== RECORDS SHOWN ==

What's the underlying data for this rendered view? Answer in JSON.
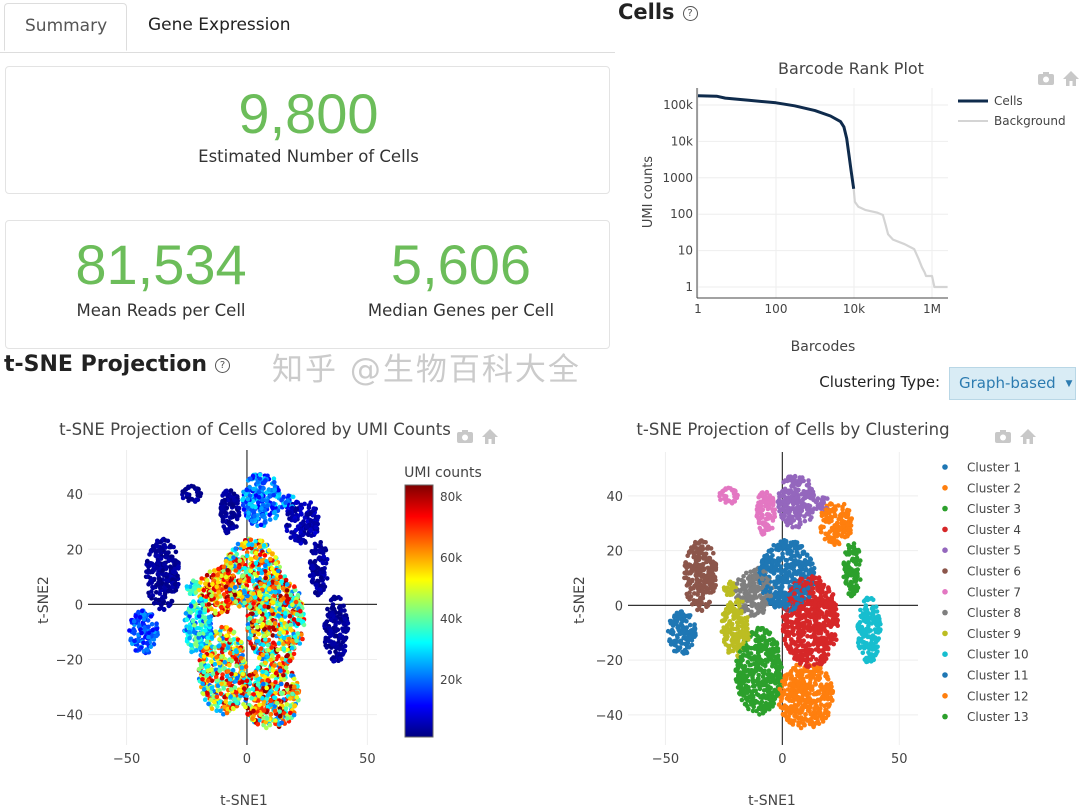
{
  "tabs": [
    {
      "label": "Summary",
      "active": true
    },
    {
      "label": "Gene Expression",
      "active": false
    }
  ],
  "summary": {
    "cells_value": "9,800",
    "cells_label": "Estimated Number of Cells",
    "reads_value": "81,534",
    "reads_label": "Mean Reads per Cell",
    "genes_value": "5,606",
    "genes_label": "Median Genes per Cell",
    "value_color": "#6cbd5a"
  },
  "cells_section": {
    "title": "Cells",
    "help_icon": "question-circle-icon"
  },
  "tsne_section": {
    "title": "t-SNE Projection",
    "help_icon": "question-circle-icon",
    "clustering_label": "Clustering Type:",
    "clustering_value": "Graph-based"
  },
  "modebar": {
    "icons": [
      "camera-icon",
      "home-icon"
    ]
  },
  "watermark": "知乎 @生物百科大全",
  "chart_data": [
    {
      "type": "line",
      "title": "Barcode Rank Plot",
      "xlabel": "Barcodes",
      "ylabel": "UMI counts",
      "xscale": "log",
      "yscale": "log",
      "xticks": [
        {
          "v": 1,
          "label": "1"
        },
        {
          "v": 100,
          "label": "100"
        },
        {
          "v": 10000,
          "label": "10k"
        },
        {
          "v": 1000000,
          "label": "1M"
        }
      ],
      "yticks": [
        {
          "v": 1,
          "label": "1"
        },
        {
          "v": 10,
          "label": "10"
        },
        {
          "v": 100,
          "label": "100"
        },
        {
          "v": 1000,
          "label": "1000"
        },
        {
          "v": 10000,
          "label": "10k"
        },
        {
          "v": 100000,
          "label": "100k"
        }
      ],
      "legend": "top-right",
      "series": [
        {
          "name": "Cells",
          "color": "#0f2b4c",
          "points": [
            [
              1,
              180000
            ],
            [
              3,
              175000
            ],
            [
              5,
              155000
            ],
            [
              20,
              135000
            ],
            [
              100,
              115000
            ],
            [
              300,
              95000
            ],
            [
              1000,
              70000
            ],
            [
              2500,
              50000
            ],
            [
              4500,
              35000
            ],
            [
              5500,
              25000
            ],
            [
              6500,
              12000
            ],
            [
              7500,
              4000
            ],
            [
              8500,
              1500
            ],
            [
              9800,
              500
            ]
          ]
        },
        {
          "name": "Background",
          "color": "#d4d4d4",
          "points": [
            [
              9800,
              500
            ],
            [
              10500,
              220
            ],
            [
              13000,
              160
            ],
            [
              20000,
              130
            ],
            [
              40000,
              110
            ],
            [
              55000,
              95
            ],
            [
              65000,
              50
            ],
            [
              75000,
              28
            ],
            [
              100000,
              20
            ],
            [
              200000,
              15
            ],
            [
              350000,
              11
            ],
            [
              450000,
              6
            ],
            [
              550000,
              3.5
            ],
            [
              650000,
              2.5
            ],
            [
              700000,
              2
            ],
            [
              1000000,
              2
            ],
            [
              1150000,
              1
            ],
            [
              2500000,
              1
            ]
          ]
        }
      ]
    },
    {
      "type": "scatter",
      "title": "t-SNE Projection of Cells Colored by UMI Counts",
      "xlabel": "t-SNE1",
      "ylabel": "t-SNE2",
      "xticks": [
        -50,
        0,
        50
      ],
      "yticks": [
        -40,
        -20,
        0,
        20,
        40
      ],
      "xlim": [
        -66,
        54
      ],
      "ylim": [
        -51,
        56
      ],
      "grid": true,
      "colorbar": {
        "title": "UMI counts",
        "colorscale": "jet",
        "range": [
          1000,
          84000
        ],
        "ticks": [
          {
            "v": 20000,
            "label": "20k"
          },
          {
            "v": 40000,
            "label": "40k"
          },
          {
            "v": 60000,
            "label": "60k"
          },
          {
            "v": 80000,
            "label": "80k"
          }
        ]
      },
      "umi_by_cluster": [
        [
          20000,
          80000
        ],
        [
          2000,
          8000
        ],
        [
          20000,
          80000
        ],
        [
          20000,
          84000
        ],
        [
          10000,
          30000
        ],
        [
          1000,
          5000
        ],
        [
          1000,
          5000
        ],
        [
          45000,
          84000
        ],
        [
          15000,
          45000
        ],
        [
          1000,
          5000
        ],
        [
          10000,
          25000
        ],
        [
          20000,
          84000
        ],
        [
          1000,
          6000
        ]
      ]
    },
    {
      "type": "scatter",
      "title": "t-SNE Projection of Cells by Clustering",
      "xlabel": "t-SNE1",
      "ylabel": "t-SNE2",
      "xticks": [
        -50,
        0,
        50
      ],
      "yticks": [
        -40,
        -20,
        0,
        20,
        40
      ],
      "xlim": [
        -66,
        58
      ],
      "ylim": [
        -51,
        56
      ],
      "grid": true,
      "legend": "right",
      "clusters": [
        {
          "name": "Cluster 1",
          "color": "#1f77b4",
          "blobs": [
            [
              2,
              11,
              12,
              13
            ]
          ]
        },
        {
          "name": "Cluster 2",
          "color": "#ff7f0e",
          "blobs": [
            [
              23,
              30,
              7,
              8
            ]
          ]
        },
        {
          "name": "Cluster 3",
          "color": "#2ca02c",
          "blobs": [
            [
              -10,
              -24,
              10,
              16
            ]
          ]
        },
        {
          "name": "Cluster 4",
          "color": "#d62728",
          "blobs": [
            [
              12,
              -6,
              12,
              17
            ]
          ]
        },
        {
          "name": "Cluster 5",
          "color": "#9467bd",
          "blobs": [
            [
              6,
              38,
              8,
              10
            ],
            [
              17,
              37,
              3,
              3
            ]
          ]
        },
        {
          "name": "Cluster 6",
          "color": "#8c564b",
          "blobs": [
            [
              -35,
              11,
              7,
              13
            ]
          ]
        },
        {
          "name": "Cluster 7",
          "color": "#e377c2",
          "blobs": [
            [
              -23,
              40,
              4,
              3
            ],
            [
              -7,
              34,
              4,
              9
            ]
          ]
        },
        {
          "name": "Cluster 8",
          "color": "#7f7f7f",
          "blobs": [
            [
              -12,
              5,
              8,
              9
            ]
          ]
        },
        {
          "name": "Cluster 9",
          "color": "#bcbd22",
          "blobs": [
            [
              -20,
              -8,
              6,
              11
            ],
            [
              -22,
              6,
              3,
              3
            ]
          ]
        },
        {
          "name": "Cluster 10",
          "color": "#17becf",
          "blobs": [
            [
              37,
              -9,
              5,
              12
            ]
          ]
        },
        {
          "name": "Cluster 11",
          "color": "#1f77b4",
          "blobs": [
            [
              -43,
              -10,
              6,
              8
            ]
          ]
        },
        {
          "name": "Cluster 12",
          "color": "#ff7f0e",
          "blobs": [
            [
              10,
              -33,
              12,
              12
            ]
          ]
        },
        {
          "name": "Cluster 13",
          "color": "#2ca02c",
          "blobs": [
            [
              30,
              13,
              4,
              10
            ]
          ]
        }
      ]
    }
  ]
}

===

(INSTRUCTIONS TO FOLLOW) Your reply should be the full data above, copied exactly, with no pictures in it.

(WRITTEN ANSWER)
What's the underlying data for this rendered view? Answer in JSON.
{
  "tabs": [
    {
      "label": "Summary",
      "active": true
    },
    {
      "label": "Gene Expression",
      "active": false
    }
  ],
  "summary": {
    "cells_value": "9,800",
    "cells_label": "Estimated Number of Cells",
    "reads_value": "81,534",
    "reads_label": "Mean Reads per Cell",
    "genes_value": "5,606",
    "genes_label": "Median Genes per Cell",
    "value_color": "#6cbd5a"
  },
  "cells_section": {
    "title": "Cells",
    "help_icon": "question-circle-icon"
  },
  "tsne_section": {
    "title": "t-SNE Projection",
    "help_icon": "question-circle-icon",
    "clustering_label": "Clustering Type:",
    "clustering_value": "Graph-based"
  },
  "modebar": {
    "icons": [
      "camera-icon",
      "home-icon"
    ]
  },
  "watermark": "知乎 @生物百科大全",
  "chart_data": [
    {
      "type": "line",
      "title": "Barcode Rank Plot",
      "xlabel": "Barcodes",
      "ylabel": "UMI counts",
      "xscale": "log",
      "yscale": "log",
      "xticks": [
        {
          "v": 1,
          "label": "1"
        },
        {
          "v": 100,
          "label": "100"
        },
        {
          "v": 10000,
          "label": "10k"
        },
        {
          "v": 1000000,
          "label": "1M"
        }
      ],
      "yticks": [
        {
          "v": 1,
          "label": "1"
        },
        {
          "v": 10,
          "label": "10"
        },
        {
          "v": 100,
          "label": "100"
        },
        {
          "v": 1000,
          "label": "1000"
        },
        {
          "v": 10000,
          "label": "10k"
        },
        {
          "v": 100000,
          "label": "100k"
        }
      ],
      "legend": "top-right",
      "series": [
        {
          "name": "Cells",
          "color": "#0f2b4c",
          "points": [
            [
              1,
              180000
            ],
            [
              3,
              175000
            ],
            [
              5,
              155000
            ],
            [
              20,
              135000
            ],
            [
              100,
              115000
            ],
            [
              300,
              95000
            ],
            [
              1000,
              70000
            ],
            [
              2500,
              50000
            ],
            [
              4500,
              35000
            ],
            [
              5500,
              25000
            ],
            [
              6500,
              12000
            ],
            [
              7500,
              4000
            ],
            [
              8500,
              1500
            ],
            [
              9800,
              500
            ]
          ]
        },
        {
          "name": "Background",
          "color": "#d4d4d4",
          "points": [
            [
              9800,
              500
            ],
            [
              10500,
              220
            ],
            [
              13000,
              160
            ],
            [
              20000,
              130
            ],
            [
              40000,
              110
            ],
            [
              55000,
              95
            ],
            [
              65000,
              50
            ],
            [
              75000,
              28
            ],
            [
              100000,
              20
            ],
            [
              200000,
              15
            ],
            [
              350000,
              11
            ],
            [
              450000,
              6
            ],
            [
              550000,
              3.5
            ],
            [
              650000,
              2.5
            ],
            [
              700000,
              2
            ],
            [
              1000000,
              2
            ],
            [
              1150000,
              1
            ],
            [
              2500000,
              1
            ]
          ]
        }
      ]
    },
    {
      "type": "scatter",
      "title": "t-SNE Projection of Cells Colored by UMI Counts",
      "xlabel": "t-SNE1",
      "ylabel": "t-SNE2",
      "xticks": [
        -50,
        0,
        50
      ],
      "yticks": [
        -40,
        -20,
        0,
        20,
        40
      ],
      "xlim": [
        -66,
        54
      ],
      "ylim": [
        -51,
        56
      ],
      "grid": true,
      "colorbar": {
        "title": "UMI counts",
        "colorscale": "jet",
        "range": [
          1000,
          84000
        ],
        "ticks": [
          {
            "v": 20000,
            "label": "20k"
          },
          {
            "v": 40000,
            "label": "40k"
          },
          {
            "v": 60000,
            "label": "60k"
          },
          {
            "v": 80000,
            "label": "80k"
          }
        ]
      },
      "umi_by_cluster": [
        [
          20000,
          80000
        ],
        [
          2000,
          8000
        ],
        [
          20000,
          80000
        ],
        [
          20000,
          84000
        ],
        [
          10000,
          30000
        ],
        [
          1000,
          5000
        ],
        [
          1000,
          5000
        ],
        [
          45000,
          84000
        ],
        [
          15000,
          45000
        ],
        [
          1000,
          5000
        ],
        [
          10000,
          25000
        ],
        [
          20000,
          84000
        ],
        [
          1000,
          6000
        ]
      ]
    },
    {
      "type": "scatter",
      "title": "t-SNE Projection of Cells by Clustering",
      "xlabel": "t-SNE1",
      "ylabel": "t-SNE2",
      "xticks": [
        -50,
        0,
        50
      ],
      "yticks": [
        -40,
        -20,
        0,
        20,
        40
      ],
      "xlim": [
        -66,
        58
      ],
      "ylim": [
        -51,
        56
      ],
      "grid": true,
      "legend": "right",
      "clusters": [
        {
          "name": "Cluster 1",
          "color": "#1f77b4",
          "blobs": [
            [
              2,
              11,
              12,
              13
            ]
          ]
        },
        {
          "name": "Cluster 2",
          "color": "#ff7f0e",
          "blobs": [
            [
              23,
              30,
              7,
              8
            ]
          ]
        },
        {
          "name": "Cluster 3",
          "color": "#2ca02c",
          "blobs": [
            [
              -10,
              -24,
              10,
              16
            ]
          ]
        },
        {
          "name": "Cluster 4",
          "color": "#d62728",
          "blobs": [
            [
              12,
              -6,
              12,
              17
            ]
          ]
        },
        {
          "name": "Cluster 5",
          "color": "#9467bd",
          "blobs": [
            [
              6,
              38,
              8,
              10
            ],
            [
              17,
              37,
              3,
              3
            ]
          ]
        },
        {
          "name": "Cluster 6",
          "color": "#8c564b",
          "blobs": [
            [
              -35,
              11,
              7,
              13
            ]
          ]
        },
        {
          "name": "Cluster 7",
          "color": "#e377c2",
          "blobs": [
            [
              -23,
              40,
              4,
              3
            ],
            [
              -7,
              34,
              4,
              9
            ]
          ]
        },
        {
          "name": "Cluster 8",
          "color": "#7f7f7f",
          "blobs": [
            [
              -12,
              5,
              8,
              9
            ]
          ]
        },
        {
          "name": "Cluster 9",
          "color": "#bcbd22",
          "blobs": [
            [
              -20,
              -8,
              6,
              11
            ],
            [
              -22,
              6,
              3,
              3
            ]
          ]
        },
        {
          "name": "Cluster 10",
          "color": "#17becf",
          "blobs": [
            [
              37,
              -9,
              5,
              12
            ]
          ]
        },
        {
          "name": "Cluster 11",
          "color": "#1f77b4",
          "blobs": [
            [
              -43,
              -10,
              6,
              8
            ]
          ]
        },
        {
          "name": "Cluster 12",
          "color": "#ff7f0e",
          "blobs": [
            [
              10,
              -33,
              12,
              12
            ]
          ]
        },
        {
          "name": "Cluster 13",
          "color": "#2ca02c",
          "blobs": [
            [
              30,
              13,
              4,
              10
            ]
          ]
        }
      ]
    }
  ]
}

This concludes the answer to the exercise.